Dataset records

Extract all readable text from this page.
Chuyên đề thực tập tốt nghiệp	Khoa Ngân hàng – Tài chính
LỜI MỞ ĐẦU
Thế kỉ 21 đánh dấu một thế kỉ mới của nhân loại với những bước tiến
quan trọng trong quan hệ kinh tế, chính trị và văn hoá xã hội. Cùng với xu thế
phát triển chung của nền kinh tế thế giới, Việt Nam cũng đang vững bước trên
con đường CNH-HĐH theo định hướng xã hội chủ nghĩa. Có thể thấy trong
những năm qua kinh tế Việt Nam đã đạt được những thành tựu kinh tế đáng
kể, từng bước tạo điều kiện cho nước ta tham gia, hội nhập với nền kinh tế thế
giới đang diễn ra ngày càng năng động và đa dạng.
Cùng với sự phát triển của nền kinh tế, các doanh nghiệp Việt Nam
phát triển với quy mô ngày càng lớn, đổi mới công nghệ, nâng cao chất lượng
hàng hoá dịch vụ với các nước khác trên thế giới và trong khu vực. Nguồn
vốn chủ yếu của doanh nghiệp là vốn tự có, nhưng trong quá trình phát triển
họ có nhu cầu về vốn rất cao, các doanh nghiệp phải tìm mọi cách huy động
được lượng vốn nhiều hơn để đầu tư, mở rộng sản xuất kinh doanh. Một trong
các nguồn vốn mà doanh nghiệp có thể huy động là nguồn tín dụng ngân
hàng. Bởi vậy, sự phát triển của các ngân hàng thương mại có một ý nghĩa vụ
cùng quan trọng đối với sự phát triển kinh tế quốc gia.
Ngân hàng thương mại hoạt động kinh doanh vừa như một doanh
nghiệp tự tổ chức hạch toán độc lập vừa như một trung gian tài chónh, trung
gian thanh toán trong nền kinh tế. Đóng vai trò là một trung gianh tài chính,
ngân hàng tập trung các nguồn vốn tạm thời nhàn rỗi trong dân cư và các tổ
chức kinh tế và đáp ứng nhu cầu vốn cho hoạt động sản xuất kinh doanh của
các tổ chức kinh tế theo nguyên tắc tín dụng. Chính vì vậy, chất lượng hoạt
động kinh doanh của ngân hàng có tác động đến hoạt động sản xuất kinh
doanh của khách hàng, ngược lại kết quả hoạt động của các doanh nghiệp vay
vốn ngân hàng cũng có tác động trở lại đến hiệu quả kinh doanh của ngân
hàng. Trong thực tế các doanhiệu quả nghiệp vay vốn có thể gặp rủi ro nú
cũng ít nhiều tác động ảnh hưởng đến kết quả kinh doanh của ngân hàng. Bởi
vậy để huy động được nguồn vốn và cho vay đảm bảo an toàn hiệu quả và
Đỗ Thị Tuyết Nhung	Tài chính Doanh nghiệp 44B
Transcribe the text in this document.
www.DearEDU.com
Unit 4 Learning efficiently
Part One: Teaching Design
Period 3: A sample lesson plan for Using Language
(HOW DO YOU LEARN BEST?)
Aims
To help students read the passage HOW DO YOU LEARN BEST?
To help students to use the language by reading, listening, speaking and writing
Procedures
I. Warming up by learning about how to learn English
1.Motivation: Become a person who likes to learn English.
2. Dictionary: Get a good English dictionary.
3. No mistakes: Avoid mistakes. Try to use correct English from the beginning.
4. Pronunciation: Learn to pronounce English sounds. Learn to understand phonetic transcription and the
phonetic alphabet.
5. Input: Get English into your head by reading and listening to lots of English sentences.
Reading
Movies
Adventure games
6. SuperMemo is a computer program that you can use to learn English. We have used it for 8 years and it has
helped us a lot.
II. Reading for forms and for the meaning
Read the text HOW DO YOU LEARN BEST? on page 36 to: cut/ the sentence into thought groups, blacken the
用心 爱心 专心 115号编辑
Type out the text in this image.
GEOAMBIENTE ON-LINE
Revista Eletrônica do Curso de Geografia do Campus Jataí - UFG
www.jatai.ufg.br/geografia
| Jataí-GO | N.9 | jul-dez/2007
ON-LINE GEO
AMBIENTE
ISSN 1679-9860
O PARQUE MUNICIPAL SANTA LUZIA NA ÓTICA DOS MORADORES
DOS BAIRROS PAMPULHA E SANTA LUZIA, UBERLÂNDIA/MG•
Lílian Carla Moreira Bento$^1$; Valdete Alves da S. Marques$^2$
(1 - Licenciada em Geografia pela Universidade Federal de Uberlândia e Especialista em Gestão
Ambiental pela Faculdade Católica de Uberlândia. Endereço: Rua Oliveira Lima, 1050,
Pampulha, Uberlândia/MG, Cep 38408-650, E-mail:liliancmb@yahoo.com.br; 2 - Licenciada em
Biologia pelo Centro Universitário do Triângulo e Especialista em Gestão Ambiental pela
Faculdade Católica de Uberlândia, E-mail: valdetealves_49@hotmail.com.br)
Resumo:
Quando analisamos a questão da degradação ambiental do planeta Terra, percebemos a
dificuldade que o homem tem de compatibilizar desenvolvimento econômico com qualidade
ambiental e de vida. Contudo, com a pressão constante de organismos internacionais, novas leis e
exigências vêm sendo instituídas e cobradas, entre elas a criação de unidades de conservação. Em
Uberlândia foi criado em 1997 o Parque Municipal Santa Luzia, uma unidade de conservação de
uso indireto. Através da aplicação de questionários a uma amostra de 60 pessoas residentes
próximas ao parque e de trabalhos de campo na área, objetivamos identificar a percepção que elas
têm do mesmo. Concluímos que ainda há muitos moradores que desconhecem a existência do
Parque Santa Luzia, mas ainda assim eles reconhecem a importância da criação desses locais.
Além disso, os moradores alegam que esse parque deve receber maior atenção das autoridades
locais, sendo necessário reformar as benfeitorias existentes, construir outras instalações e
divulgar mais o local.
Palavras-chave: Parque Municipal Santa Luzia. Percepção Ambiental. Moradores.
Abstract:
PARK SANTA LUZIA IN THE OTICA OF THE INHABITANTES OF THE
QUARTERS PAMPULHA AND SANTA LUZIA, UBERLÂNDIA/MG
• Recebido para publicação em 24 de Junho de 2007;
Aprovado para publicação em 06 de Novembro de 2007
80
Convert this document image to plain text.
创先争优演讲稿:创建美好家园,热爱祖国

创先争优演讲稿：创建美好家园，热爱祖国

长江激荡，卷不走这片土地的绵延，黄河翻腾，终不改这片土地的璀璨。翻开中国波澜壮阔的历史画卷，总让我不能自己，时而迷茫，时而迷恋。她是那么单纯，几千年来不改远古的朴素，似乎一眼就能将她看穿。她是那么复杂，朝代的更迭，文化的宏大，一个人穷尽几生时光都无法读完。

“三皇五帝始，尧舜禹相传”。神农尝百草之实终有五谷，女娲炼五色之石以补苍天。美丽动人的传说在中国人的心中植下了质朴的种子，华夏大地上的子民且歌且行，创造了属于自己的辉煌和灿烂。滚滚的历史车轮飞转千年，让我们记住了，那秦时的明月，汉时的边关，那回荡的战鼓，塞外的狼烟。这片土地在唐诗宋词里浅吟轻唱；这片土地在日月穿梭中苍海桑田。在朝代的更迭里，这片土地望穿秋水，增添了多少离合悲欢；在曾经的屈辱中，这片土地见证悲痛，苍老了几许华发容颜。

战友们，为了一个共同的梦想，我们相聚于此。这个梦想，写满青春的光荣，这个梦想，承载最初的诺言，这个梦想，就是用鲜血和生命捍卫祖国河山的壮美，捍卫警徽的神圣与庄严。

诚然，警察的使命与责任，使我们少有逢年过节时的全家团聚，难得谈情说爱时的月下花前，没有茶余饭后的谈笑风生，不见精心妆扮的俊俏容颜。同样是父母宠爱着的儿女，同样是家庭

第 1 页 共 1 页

--- GOAL ---
Recopy the entries above exactly, with every line included.

--- PROBLEM SOLUTION ---
Extract all readable text from this page.
Chuyên đề thực tập tốt nghiệp	Khoa Ngân hàng – Tài chính
LỜI MỞ ĐẦU
Thế kỉ 21 đánh dấu một thế kỉ mới của nhân loại với những bước tiến
quan trọng trong quan hệ kinh tế, chính trị và văn hoá xã hội. Cùng với xu thế
phát triển chung của nền kinh tế thế giới, Việt Nam cũng đang vững bước trên
con đường CNH-HĐH theo định hướng xã hội chủ nghĩa. Có thể thấy trong
những năm qua kinh tế Việt Nam đã đạt được những thành tựu kinh tế đáng
kể, từng bước tạo điều kiện cho nước ta tham gia, hội nhập với nền kinh tế thế
giới đang diễn ra ngày càng năng động và đa dạng.
Cùng với sự phát triển của nền kinh tế, các doanh nghiệp Việt Nam
phát triển với quy mô ngày càng lớn, đổi mới công nghệ, nâng cao chất lượng
hàng hoá dịch vụ với các nước khác trên thế giới và trong khu vực. Nguồn
vốn chủ yếu của doanh nghiệp là vốn tự có, nhưng trong quá trình phát triển
họ có nhu cầu về vốn rất cao, các doanh nghiệp phải tìm mọi cách huy động
được lượng vốn nhiều hơn để đầu tư, mở rộng sản xuất kinh doanh. Một trong
các nguồn vốn mà doanh nghiệp có thể huy động là nguồn tín dụng ngân
hàng. Bởi vậy, sự phát triển của các ngân hàng thương mại có một ý nghĩa vụ
cùng quan trọng đối với sự phát triển kinh tế quốc gia.
Ngân hàng thương mại hoạt động kinh doanh vừa như một doanh
nghiệp tự tổ chức hạch toán độc lập vừa như một trung gian tài chónh, trung
gian thanh toán trong nền kinh tế. Đóng vai trò là một trung gianh tài chính,
ngân hàng tập trung các nguồn vốn tạm thời nhàn rỗi trong dân cư và các tổ
chức kinh tế và đáp ứng nhu cầu vốn cho hoạt động sản xuất kinh doanh của
các tổ chức kinh tế theo nguyên tắc tín dụng. Chính vì vậy, chất lượng hoạt
động kinh doanh của ngân hàng có tác động đến hoạt động sản xuất kinh
doanh của khách hàng, ngược lại kết quả hoạt động của các doanh nghiệp vay
vốn ngân hàng cũng có tác động trở lại đến hiệu quả kinh doanh của ngân
hàng. Trong thực tế các doanhiệu quả nghiệp vay vốn có thể gặp rủi ro nú
cũng ít nhiều tác động ảnh hưởng đến kết quả kinh doanh của ngân hàng. Bởi
vậy để huy động được nguồn vốn và cho vay đảm bảo an toàn hiệu quả và
Đỗ Thị Tuyết Nhung	Tài chính Doanh nghiệp 44B
Transcribe the text in this document.
www.DearEDU.com
Unit 4 Learning efficiently
Part One: Teaching Design
Period 3: A sample lesson plan for Using Language
(HOW DO YOU LEARN BEST?)
Aims
To help students read the passage HOW DO YOU LEARN BEST?
To help students to use the language by reading, listening, speaking and writing
Procedures
I. Warming up by learning about how to learn English
1.Motivation: Become a person who likes to learn English.
2. Dictionary: Get a good English dictionary.
3. No mistakes: Avoid mistakes. Try to use correct English from the beginning.
4. Pronunciation: Learn to pronounce English sounds. Learn to understand phonetic transcription and the
phonetic alphabet.
5. Input: Get English into your head by reading and listening to lots of English sentences.
Reading
Movies
Adventure games
6. SuperMemo is a computer program that you can use to learn English. We have used it for 8 years and it has
helped us a lot.
II. Reading for forms and for the meaning
Read the text HOW DO YOU LEARN BEST? on page 36 to: cut/ the sentence into thought groups, blacken the
用心 爱心 专心 115号编辑
Type out the text in this image.
GEOAMBIENTE ON-LINE
Revista Eletrônica do Curso de Geografia do Campus Jataí - UFG
www.jatai.ufg.br/geografia
| Jataí-GO | N.9 | jul-dez/2007
ON-LINE GEO
AMBIENTE
ISSN 1679-9860
O PARQUE MUNICIPAL SANTA LUZIA NA ÓTICA DOS MORADORES
DOS BAIRROS PAMPULHA E SANTA LUZIA, UBERLÂNDIA/MG•
Lílian Carla Moreira Bento$^1$; Valdete Alves da S. Marques$^2$
(1 - Licenciada em Geografia pela Universidade Federal de Uberlândia e Especialista em Gestão
Ambiental pela Faculdade Católica de Uberlândia. Endereço: Rua Oliveira Lima, 1050,
Pampulha, Uberlândia/MG, Cep 38408-650, E-mail:liliancmb@yahoo.com.br; 2 - Licenciada em
Biologia pelo Centro Universitário do Triângulo e Especialista em Gestão Ambiental pela
Faculdade Católica de Uberlândia, E-mail: valdetealves_49@hotmail.com.br)
Resumo:
Quando analisamos a questão da degradação ambiental do planeta Terra, percebemos a
dificuldade que o homem tem de compatibilizar desenvolvimento econômico com qualidade
ambiental e de vida. Contudo, com a pressão constante de organismos internacionais, novas leis e
exigências vêm sendo instituídas e cobradas, entre elas a criação de unidades de conservação. Em
Uberlândia foi criado em 1997 o Parque Municipal Santa Luzia, uma unidade de conservação de
uso indireto. Através da aplicação de questionários a uma amostra de 60 pessoas residentes
próximas ao parque e de trabalhos de campo na área, objetivamos identificar a percepção que elas
têm do mesmo. Concluímos que ainda há muitos moradores que desconhecem a existência do
Parque Santa Luzia, mas ainda assim eles reconhecem a importância da criação desses locais.
Além disso, os moradores alegam que esse parque deve receber maior atenção das autoridades
locais, sendo necessário reformar as benfeitorias existentes, construir outras instalações e
divulgar mais o local.
Palavras-chave: Parque Municipal Santa Luzia. Percepção Ambiental. Moradores.
Abstract:
PARK SANTA LUZIA IN THE OTICA OF THE INHABITANTES OF THE
QUARTERS PAMPULHA AND SANTA LUZIA, UBERLÂNDIA/MG
• Recebido para publicação em 24 de Junho de 2007;
Aprovado para publicação em 06 de Novembro de 2007
80
Convert this document image to plain text.
创先争优演讲稿:创建美好家园,热爱祖国

创先争优演讲稿：创建美好家园，热爱祖国

长江激荡，卷不走这片土地的绵延，黄河翻腾，终不改这片土地的璀璨。翻开中国波澜壮阔的历史画卷，总让我不能自己，时而迷茫，时而迷恋。她是那么单纯，几千年来不改远古的朴素，似乎一眼就能将她看穿。她是那么复杂，朝代的更迭，文化的宏大，一个人穷尽几生时光都无法读完。

“三皇五帝始，尧舜禹相传”。神农尝百草之实终有五谷，女娲炼五色之石以补苍天。美丽动人的传说在中国人的心中植下了质朴的种子，华夏大地上的子民且歌且行，创造了属于自己的辉煌和灿烂。滚滚的历史车轮飞转千年，让我们记住了，那秦时的明月，汉时的边关，那回荡的战鼓，塞外的狼烟。这片土地在唐诗宋词里浅吟轻唱；这片土地在日月穿梭中苍海桑田。在朝代的更迭里，这片土地望穿秋水，增添了多少离合悲欢；在曾经的屈辱中，这片土地见证悲痛，苍老了几许华发容颜。

战友们，为了一个共同的梦想，我们相聚于此。这个梦想，写满青春的光荣，这个梦想，承载最初的诺言，这个梦想，就是用鲜血和生命捍卫祖国河山的壮美，捍卫警徽的神圣与庄严。

诚然，警察的使命与责任，使我们少有逢年过节时的全家团聚，难得谈情说爱时的月下花前，没有茶余饭后的谈笑风生，不见精心妆扮的俊俏容颜。同样是父母宠爱着的儿女，同样是家庭

第 1 页 共 1 页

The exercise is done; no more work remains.